SHORT TASK: Exclude the pictures and return every line exactly as written.

INPUT ROWS:
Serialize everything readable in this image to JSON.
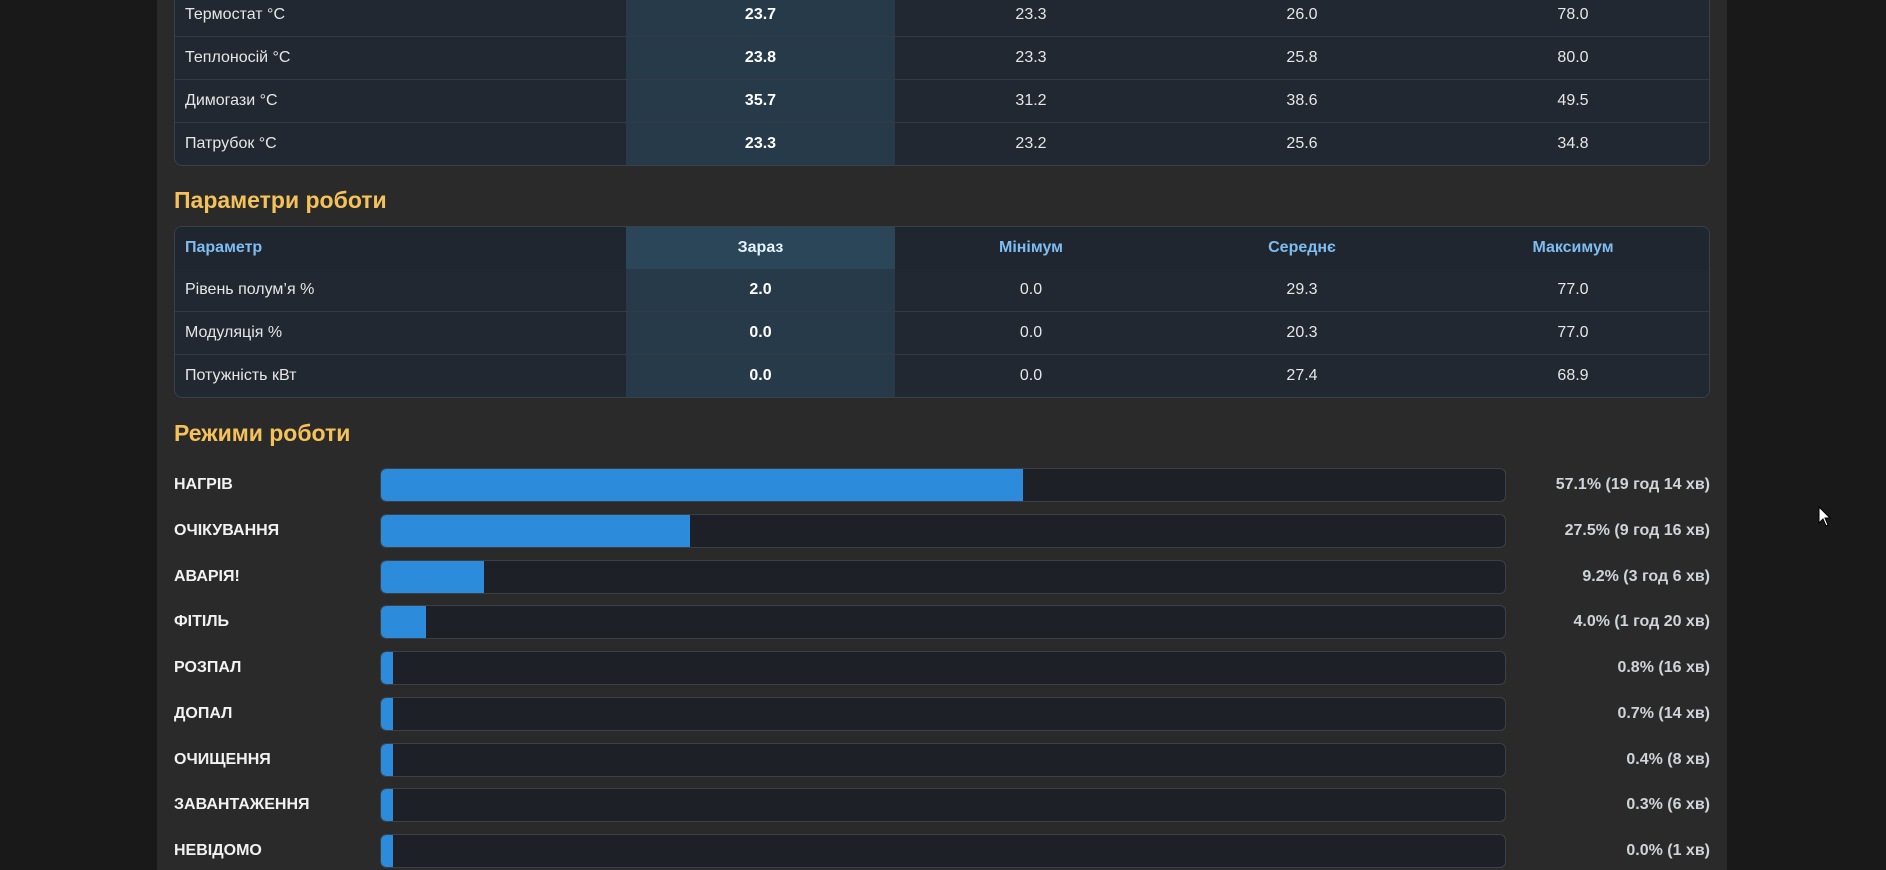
{
  "temperatures": {
    "rows": [
      {
        "name": "Термостат °C",
        "now": "23.7",
        "min": "23.3",
        "avg": "26.0",
        "max": "78.0"
      },
      {
        "name": "Теплоносій °C",
        "now": "23.8",
        "min": "23.3",
        "avg": "25.8",
        "max": "80.0"
      },
      {
        "name": "Димогази °C",
        "now": "35.7",
        "min": "31.2",
        "avg": "38.6",
        "max": "49.5"
      },
      {
        "name": "Патрубок °C",
        "now": "23.3",
        "min": "23.2",
        "avg": "25.6",
        "max": "34.8"
      }
    ]
  },
  "params": {
    "title": "Параметри роботи",
    "headers": {
      "name": "Параметр",
      "now": "Зараз",
      "min": "Мінімум",
      "avg": "Середнє",
      "max": "Максимум"
    },
    "rows": [
      {
        "name": "Рівень полум’я %",
        "now": "2.0",
        "min": "0.0",
        "avg": "29.3",
        "max": "77.0"
      },
      {
        "name": "Модуляція %",
        "now": "0.0",
        "min": "0.0",
        "avg": "20.3",
        "max": "77.0"
      },
      {
        "name": "Потужність кВт",
        "now": "0.0",
        "min": "0.0",
        "avg": "27.4",
        "max": "68.9"
      }
    ]
  },
  "modes": {
    "title": "Режими роботи",
    "items": [
      {
        "label": "НАГРІВ",
        "fraction": 0.571,
        "value": "57.1% (19 год 14 хв)"
      },
      {
        "label": "ОЧІКУВАННЯ",
        "fraction": 0.275,
        "value": "27.5% (9 год 16 хв)"
      },
      {
        "label": "АВАРІЯ!",
        "fraction": 0.092,
        "value": "9.2% (3 год 6 хв)"
      },
      {
        "label": "ФІТІЛЬ",
        "fraction": 0.04,
        "value": "4.0% (1 год 20 хв)"
      },
      {
        "label": "РОЗПАЛ",
        "fraction": 0.008,
        "value": "0.8% (16 хв)"
      },
      {
        "label": "ДОПАЛ",
        "fraction": 0.007,
        "value": "0.7% (14 хв)"
      },
      {
        "label": "ОЧИЩЕННЯ",
        "fraction": 0.004,
        "value": "0.4% (8 хв)"
      },
      {
        "label": "ЗАВАНТАЖЕННЯ",
        "fraction": 0.003,
        "value": "0.3% (6 хв)"
      },
      {
        "label": "НЕВІДОМО",
        "fraction": 0.0,
        "value": "0.0% (1 хв)"
      }
    ]
  },
  "colors": {
    "accent": "#2d8bdb",
    "section_title": "#f5c25a",
    "header_text": "#7dbdf2"
  }
}
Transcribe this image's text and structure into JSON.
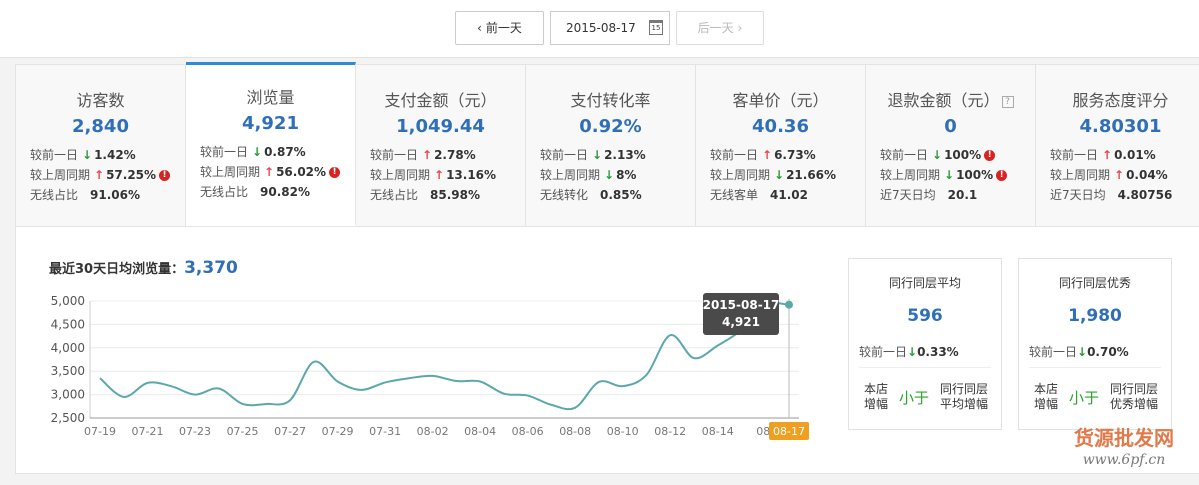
{
  "datebar": {
    "prev_label": "前一天",
    "date": "2015-08-17",
    "calendar_num": "15",
    "next_label": "后一天"
  },
  "metrics": [
    {
      "title": "访客数",
      "value": "2,840",
      "rows": [
        {
          "label": "较前一日",
          "dir": "down",
          "value": "1.42%",
          "warn": false
        },
        {
          "label": "较上周同期",
          "dir": "up",
          "value": "57.25%",
          "warn": true
        },
        {
          "label": "无线占比",
          "dir": "",
          "value": "91.06%",
          "warn": false
        }
      ]
    },
    {
      "title": "浏览量",
      "value": "4,921",
      "rows": [
        {
          "label": "较前一日",
          "dir": "down",
          "value": "0.87%",
          "warn": false
        },
        {
          "label": "较上周同期",
          "dir": "up",
          "value": "56.02%",
          "warn": true
        },
        {
          "label": "无线占比",
          "dir": "",
          "value": "90.82%",
          "warn": false
        }
      ]
    },
    {
      "title": "支付金额（元）",
      "value": "1,049.44",
      "rows": [
        {
          "label": "较前一日",
          "dir": "up",
          "value": "2.78%",
          "warn": false
        },
        {
          "label": "较上周同期",
          "dir": "up",
          "value": "13.16%",
          "warn": false
        },
        {
          "label": "无线占比",
          "dir": "",
          "value": "85.98%",
          "warn": false
        }
      ]
    },
    {
      "title": "支付转化率",
      "value": "0.92%",
      "rows": [
        {
          "label": "较前一日",
          "dir": "down",
          "value": "2.13%",
          "warn": false
        },
        {
          "label": "较上周同期",
          "dir": "down",
          "value": "8%",
          "warn": false
        },
        {
          "label": "无线转化",
          "dir": "",
          "value": "0.85%",
          "warn": false
        }
      ]
    },
    {
      "title": "客单价（元）",
      "value": "40.36",
      "rows": [
        {
          "label": "较前一日",
          "dir": "up",
          "value": "6.73%",
          "warn": false
        },
        {
          "label": "较上周同期",
          "dir": "down",
          "value": "21.66%",
          "warn": false
        },
        {
          "label": "无线客单",
          "dir": "",
          "value": "41.02",
          "warn": false
        }
      ]
    },
    {
      "title": "退款金额（元）",
      "help": "?",
      "value": "0",
      "rows": [
        {
          "label": "较前一日",
          "dir": "down",
          "value": "100%",
          "warn": true
        },
        {
          "label": "较上周同期",
          "dir": "down",
          "value": "100%",
          "warn": true
        },
        {
          "label": "近7天日均",
          "dir": "",
          "value": "20.1",
          "warn": false
        }
      ]
    },
    {
      "title": "服务态度评分",
      "value": "4.80301",
      "rows": [
        {
          "label": "较前一日",
          "dir": "up",
          "value": "0.01%",
          "warn": false
        },
        {
          "label": "较上周同期",
          "dir": "up",
          "value": "0.04%",
          "warn": false
        },
        {
          "label": "近7天日均",
          "dir": "",
          "value": "4.80756",
          "warn": false
        }
      ]
    }
  ],
  "active_metric": 1,
  "chart_header": {
    "label": "最近30天日均浏览量：",
    "value": "3,370"
  },
  "chart_data": {
    "type": "line",
    "ylim": [
      2500,
      5000
    ],
    "yticks": [
      "2,500",
      "3,000",
      "3,500",
      "4,000",
      "4,500",
      "5,000"
    ],
    "xtick_labels": [
      "07-19",
      "07-21",
      "07-23",
      "07-25",
      "07-27",
      "07-29",
      "07-31",
      "08-02",
      "08-04",
      "08-06",
      "08-08",
      "08-10",
      "08-12",
      "08-14",
      "08-"
    ],
    "x": [
      "07-19",
      "07-20",
      "07-21",
      "07-22",
      "07-23",
      "07-24",
      "07-25",
      "07-26",
      "07-27",
      "07-28",
      "07-29",
      "07-30",
      "07-31",
      "08-01",
      "08-02",
      "08-03",
      "08-04",
      "08-05",
      "08-06",
      "08-07",
      "08-08",
      "08-09",
      "08-10",
      "08-11",
      "08-12",
      "08-13",
      "08-14",
      "08-15",
      "08-16",
      "08-17"
    ],
    "values": [
      3350,
      2950,
      3250,
      3180,
      3000,
      3130,
      2800,
      2800,
      2880,
      3700,
      3280,
      3100,
      3260,
      3350,
      3400,
      3290,
      3280,
      3020,
      2980,
      2780,
      2720,
      3270,
      3180,
      3420,
      4270,
      3780,
      4050,
      4380,
      4921,
      4921
    ],
    "highlight_label": "08-17",
    "tooltip": {
      "date": "2015-08-17",
      "value": "4,921"
    },
    "line_color": "#5ba8ab",
    "highlight_color": "#f0a020"
  },
  "peers": [
    {
      "title": "同行同层平均",
      "value": "596",
      "comp_label": "较前一日",
      "dir": "down",
      "comp_value": "0.33%",
      "store_label": "本店增幅",
      "relation": "小于",
      "other_label": "同行同层平均增幅"
    },
    {
      "title": "同行同层优秀",
      "value": "1,980",
      "comp_label": "较前一日",
      "dir": "down",
      "comp_value": "0.70%",
      "store_label": "本店增幅",
      "relation": "小于",
      "other_label": "同行同层优秀增幅"
    }
  ],
  "watermark": {
    "line1": "货源批发网",
    "line2": "www.6pf.cn"
  }
}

THE COMPLETED TASK:
Serialize everything readable in this image to JSON.
{
  "temperatures": {
    "rows": [
      {
        "name": "Термостат °C",
        "now": "23.7",
        "min": "23.3",
        "avg": "26.0",
        "max": "78.0"
      },
      {
        "name": "Теплоносій °C",
        "now": "23.8",
        "min": "23.3",
        "avg": "25.8",
        "max": "80.0"
      },
      {
        "name": "Димогази °C",
        "now": "35.7",
        "min": "31.2",
        "avg": "38.6",
        "max": "49.5"
      },
      {
        "name": "Патрубок °C",
        "now": "23.3",
        "min": "23.2",
        "avg": "25.6",
        "max": "34.8"
      }
    ]
  },
  "params": {
    "title": "Параметри роботи",
    "headers": {
      "name": "Параметр",
      "now": "Зараз",
      "min": "Мінімум",
      "avg": "Середнє",
      "max": "Максимум"
    },
    "rows": [
      {
        "name": "Рівень полум’я %",
        "now": "2.0",
        "min": "0.0",
        "avg": "29.3",
        "max": "77.0"
      },
      {
        "name": "Модуляція %",
        "now": "0.0",
        "min": "0.0",
        "avg": "20.3",
        "max": "77.0"
      },
      {
        "name": "Потужність кВт",
        "now": "0.0",
        "min": "0.0",
        "avg": "27.4",
        "max": "68.9"
      }
    ]
  },
  "modes": {
    "title": "Режими роботи",
    "items": [
      {
        "label": "НАГРІВ",
        "fraction": 0.571,
        "value": "57.1% (19 год 14 хв)"
      },
      {
        "label": "ОЧІКУВАННЯ",
        "fraction": 0.275,
        "value": "27.5% (9 год 16 хв)"
      },
      {
        "label": "АВАРІЯ!",
        "fraction": 0.092,
        "value": "9.2% (3 год 6 хв)"
      },
      {
        "label": "ФІТІЛЬ",
        "fraction": 0.04,
        "value": "4.0% (1 год 20 хв)"
      },
      {
        "label": "РОЗПАЛ",
        "fraction": 0.008,
        "value": "0.8% (16 хв)"
      },
      {
        "label": "ДОПАЛ",
        "fraction": 0.007,
        "value": "0.7% (14 хв)"
      },
      {
        "label": "ОЧИЩЕННЯ",
        "fraction": 0.004,
        "value": "0.4% (8 хв)"
      },
      {
        "label": "ЗАВАНТАЖЕННЯ",
        "fraction": 0.003,
        "value": "0.3% (6 хв)"
      },
      {
        "label": "НЕВІДОМО",
        "fraction": 0.0,
        "value": "0.0% (1 хв)"
      }
    ]
  },
  "colors": {
    "accent": "#2d8bdb",
    "section_title": "#f5c25a",
    "header_text": "#7dbdf2"
  }
}
Transcribe this image's text and structure into JSON.
{
  "datebar": {
    "prev_label": "前一天",
    "date": "2015-08-17",
    "calendar_num": "15",
    "next_label": "后一天"
  },
  "metrics": [
    {
      "title": "访客数",
      "value": "2,840",
      "rows": [
        {
          "label": "较前一日",
          "dir": "down",
          "value": "1.42%",
          "warn": false
        },
        {
          "label": "较上周同期",
          "dir": "up",
          "value": "57.25%",
          "warn": true
        },
        {
          "label": "无线占比",
          "dir": "",
          "value": "91.06%",
          "warn": false
        }
      ]
    },
    {
      "title": "浏览量",
      "value": "4,921",
      "rows": [
        {
          "label": "较前一日",
          "dir": "down",
          "value": "0.87%",
          "warn": false
        },
        {
          "label": "较上周同期",
          "dir": "up",
          "value": "56.02%",
          "warn": true
        },
        {
          "label": "无线占比",
          "dir": "",
          "value": "90.82%",
          "warn": false
        }
      ]
    },
    {
      "title": "支付金额（元）",
      "value": "1,049.44",
      "rows": [
        {
          "label": "较前一日",
          "dir": "up",
          "value": "2.78%",
          "warn": false
        },
        {
          "label": "较上周同期",
          "dir": "up",
          "value": "13.16%",
          "warn": false
        },
        {
          "label": "无线占比",
          "dir": "",
          "value": "85.98%",
          "warn": false
        }
      ]
    },
    {
      "title": "支付转化率",
      "value": "0.92%",
      "rows": [
        {
          "label": "较前一日",
          "dir": "down",
          "value": "2.13%",
          "warn": false
        },
        {
          "label": "较上周同期",
          "dir": "down",
          "value": "8%",
          "warn": false
        },
        {
          "label": "无线转化",
          "dir": "",
          "value": "0.85%",
          "warn": false
        }
      ]
    },
    {
      "title": "客单价（元）",
      "value": "40.36",
      "rows": [
        {
          "label": "较前一日",
          "dir": "up",
          "value": "6.73%",
          "warn": false
        },
        {
          "label": "较上周同期",
          "dir": "down",
          "value": "21.66%",
          "warn": false
        },
        {
          "label": "无线客单",
          "dir": "",
          "value": "41.02",
          "warn": false
        }
      ]
    },
    {
      "title": "退款金额（元）",
      "help": "?",
      "value": "0",
      "rows": [
        {
          "label": "较前一日",
          "dir": "down",
          "value": "100%",
          "warn": true
        },
        {
          "label": "较上周同期",
          "dir": "down",
          "value": "100%",
          "warn": true
        },
        {
          "label": "近7天日均",
          "dir": "",
          "value": "20.1",
          "warn": false
        }
      ]
    },
    {
      "title": "服务态度评分",
      "value": "4.80301",
      "rows": [
        {
          "label": "较前一日",
          "dir": "up",
          "value": "0.01%",
          "warn": false
        },
        {
          "label": "较上周同期",
          "dir": "up",
          "value": "0.04%",
          "warn": false
        },
        {
          "label": "近7天日均",
          "dir": "",
          "value": "4.80756",
          "warn": false
        }
      ]
    }
  ],
  "active_metric": 1,
  "chart_header": {
    "label": "最近30天日均浏览量：",
    "value": "3,370"
  },
  "chart_data": {
    "type": "line",
    "ylim": [
      2500,
      5000
    ],
    "yticks": [
      "2,500",
      "3,000",
      "3,500",
      "4,000",
      "4,500",
      "5,000"
    ],
    "xtick_labels": [
      "07-19",
      "07-21",
      "07-23",
      "07-25",
      "07-27",
      "07-29",
      "07-31",
      "08-02",
      "08-04",
      "08-06",
      "08-08",
      "08-10",
      "08-12",
      "08-14",
      "08-"
    ],
    "x": [
      "07-19",
      "07-20",
      "07-21",
      "07-22",
      "07-23",
      "07-24",
      "07-25",
      "07-26",
      "07-27",
      "07-28",
      "07-29",
      "07-30",
      "07-31",
      "08-01",
      "08-02",
      "08-03",
      "08-04",
      "08-05",
      "08-06",
      "08-07",
      "08-08",
      "08-09",
      "08-10",
      "08-11",
      "08-12",
      "08-13",
      "08-14",
      "08-15",
      "08-16",
      "08-17"
    ],
    "values": [
      3350,
      2950,
      3250,
      3180,
      3000,
      3130,
      2800,
      2800,
      2880,
      3700,
      3280,
      3100,
      3260,
      3350,
      3400,
      3290,
      3280,
      3020,
      2980,
      2780,
      2720,
      3270,
      3180,
      3420,
      4270,
      3780,
      4050,
      4380,
      4921,
      4921
    ],
    "highlight_label": "08-17",
    "tooltip": {
      "date": "2015-08-17",
      "value": "4,921"
    },
    "line_color": "#5ba8ab",
    "highlight_color": "#f0a020"
  },
  "peers": [
    {
      "title": "同行同层平均",
      "value": "596",
      "comp_label": "较前一日",
      "dir": "down",
      "comp_value": "0.33%",
      "store_label": "本店增幅",
      "relation": "小于",
      "other_label": "同行同层平均增幅"
    },
    {
      "title": "同行同层优秀",
      "value": "1,980",
      "comp_label": "较前一日",
      "dir": "down",
      "comp_value": "0.70%",
      "store_label": "本店增幅",
      "relation": "小于",
      "other_label": "同行同层优秀增幅"
    }
  ],
  "watermark": {
    "line1": "货源批发网",
    "line2": "www.6pf.cn"
  }
}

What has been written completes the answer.